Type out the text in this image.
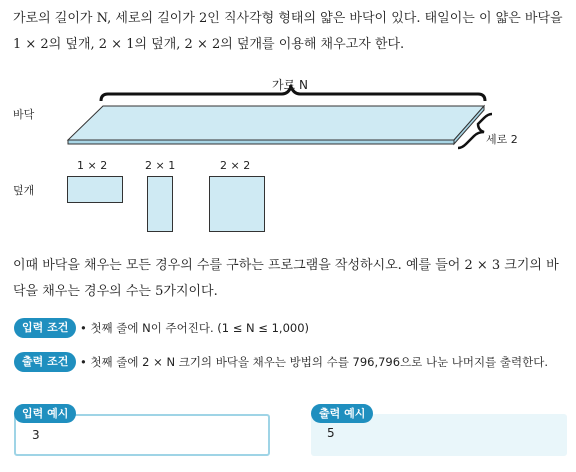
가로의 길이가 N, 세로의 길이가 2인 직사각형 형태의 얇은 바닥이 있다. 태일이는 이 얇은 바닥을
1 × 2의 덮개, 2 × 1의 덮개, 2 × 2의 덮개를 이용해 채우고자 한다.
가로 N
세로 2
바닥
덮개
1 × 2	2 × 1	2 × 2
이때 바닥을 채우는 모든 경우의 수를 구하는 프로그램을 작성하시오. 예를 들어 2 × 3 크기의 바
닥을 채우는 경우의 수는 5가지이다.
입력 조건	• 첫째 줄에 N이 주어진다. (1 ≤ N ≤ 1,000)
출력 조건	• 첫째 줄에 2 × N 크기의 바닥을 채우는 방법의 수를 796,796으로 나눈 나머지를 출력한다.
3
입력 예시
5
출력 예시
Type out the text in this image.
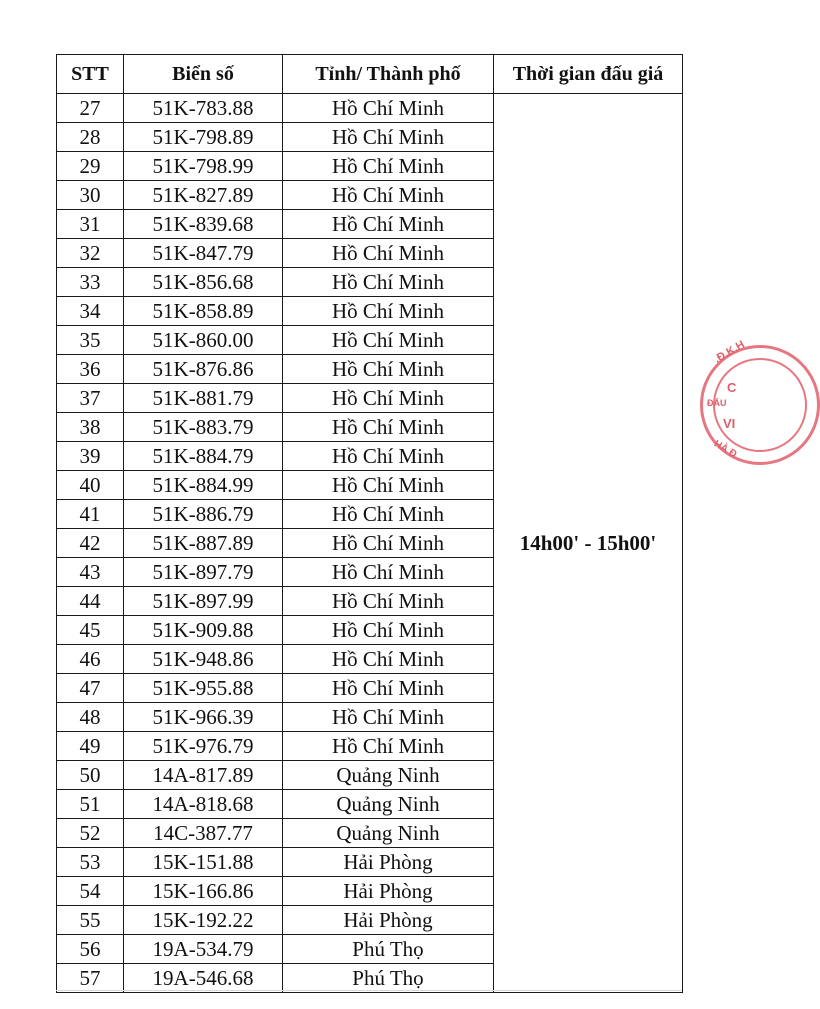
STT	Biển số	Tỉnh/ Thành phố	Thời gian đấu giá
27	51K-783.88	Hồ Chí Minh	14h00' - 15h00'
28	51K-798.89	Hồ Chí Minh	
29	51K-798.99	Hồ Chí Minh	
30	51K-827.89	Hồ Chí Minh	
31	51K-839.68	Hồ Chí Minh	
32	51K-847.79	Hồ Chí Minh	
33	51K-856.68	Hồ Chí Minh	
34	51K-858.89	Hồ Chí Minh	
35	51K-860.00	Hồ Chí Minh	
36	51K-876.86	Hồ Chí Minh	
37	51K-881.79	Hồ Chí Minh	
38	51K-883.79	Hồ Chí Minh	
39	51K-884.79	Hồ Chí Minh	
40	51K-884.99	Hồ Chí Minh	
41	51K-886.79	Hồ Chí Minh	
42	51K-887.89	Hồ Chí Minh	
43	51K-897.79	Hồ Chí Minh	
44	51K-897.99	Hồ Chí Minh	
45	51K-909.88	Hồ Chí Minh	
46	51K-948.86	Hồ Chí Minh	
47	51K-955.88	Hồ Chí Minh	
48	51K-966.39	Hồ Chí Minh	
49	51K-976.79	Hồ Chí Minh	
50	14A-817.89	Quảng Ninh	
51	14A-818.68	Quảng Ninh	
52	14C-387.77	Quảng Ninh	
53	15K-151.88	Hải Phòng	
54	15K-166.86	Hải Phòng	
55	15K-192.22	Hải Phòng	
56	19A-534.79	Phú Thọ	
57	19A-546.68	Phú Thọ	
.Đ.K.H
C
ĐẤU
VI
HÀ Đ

◆ ◆ ◆ ◆

- WHAT IS REQUIRED: Your task is to copy the entries in full and exactly, without any images.

- SOLVED PROBLEM:
Type out the text in this image.
가로의 길이가 N, 세로의 길이가 2인 직사각형 형태의 얇은 바닥이 있다. 태일이는 이 얇은 바닥을
1 × 2의 덮개, 2 × 1의 덮개, 2 × 2의 덮개를 이용해 채우고자 한다.
가로 N
세로 2
바닥
덮개
1 × 2	2 × 1	2 × 2
이때 바닥을 채우는 모든 경우의 수를 구하는 프로그램을 작성하시오. 예를 들어 2 × 3 크기의 바
닥을 채우는 경우의 수는 5가지이다.
입력 조건	• 첫째 줄에 N이 주어진다. (1 ≤ N ≤ 1,000)
출력 조건	• 첫째 줄에 2 × N 크기의 바닥을 채우는 방법의 수를 796,796으로 나눈 나머지를 출력한다.
3
입력 예시
5
출력 예시
Type out the text in this image.
STT	Biển số	Tỉnh/ Thành phố	Thời gian đấu giá
27	51K-783.88	Hồ Chí Minh	14h00' - 15h00'
28	51K-798.89	Hồ Chí Minh	
29	51K-798.99	Hồ Chí Minh	
30	51K-827.89	Hồ Chí Minh	
31	51K-839.68	Hồ Chí Minh	
32	51K-847.79	Hồ Chí Minh	
33	51K-856.68	Hồ Chí Minh	
34	51K-858.89	Hồ Chí Minh	
35	51K-860.00	Hồ Chí Minh	
36	51K-876.86	Hồ Chí Minh	
37	51K-881.79	Hồ Chí Minh	
38	51K-883.79	Hồ Chí Minh	
39	51K-884.79	Hồ Chí Minh	
40	51K-884.99	Hồ Chí Minh	
41	51K-886.79	Hồ Chí Minh	
42	51K-887.89	Hồ Chí Minh	
43	51K-897.79	Hồ Chí Minh	
44	51K-897.99	Hồ Chí Minh	
45	51K-909.88	Hồ Chí Minh	
46	51K-948.86	Hồ Chí Minh	
47	51K-955.88	Hồ Chí Minh	
48	51K-966.39	Hồ Chí Minh	
49	51K-976.79	Hồ Chí Minh	
50	14A-817.89	Quảng Ninh	
51	14A-818.68	Quảng Ninh	
52	14C-387.77	Quảng Ninh	
53	15K-151.88	Hải Phòng	
54	15K-166.86	Hải Phòng	
55	15K-192.22	Hải Phòng	
56	19A-534.79	Phú Thọ	
57	19A-546.68	Phú Thọ	
.Đ.K.H
C
ĐẤU
VI
HÀ Đ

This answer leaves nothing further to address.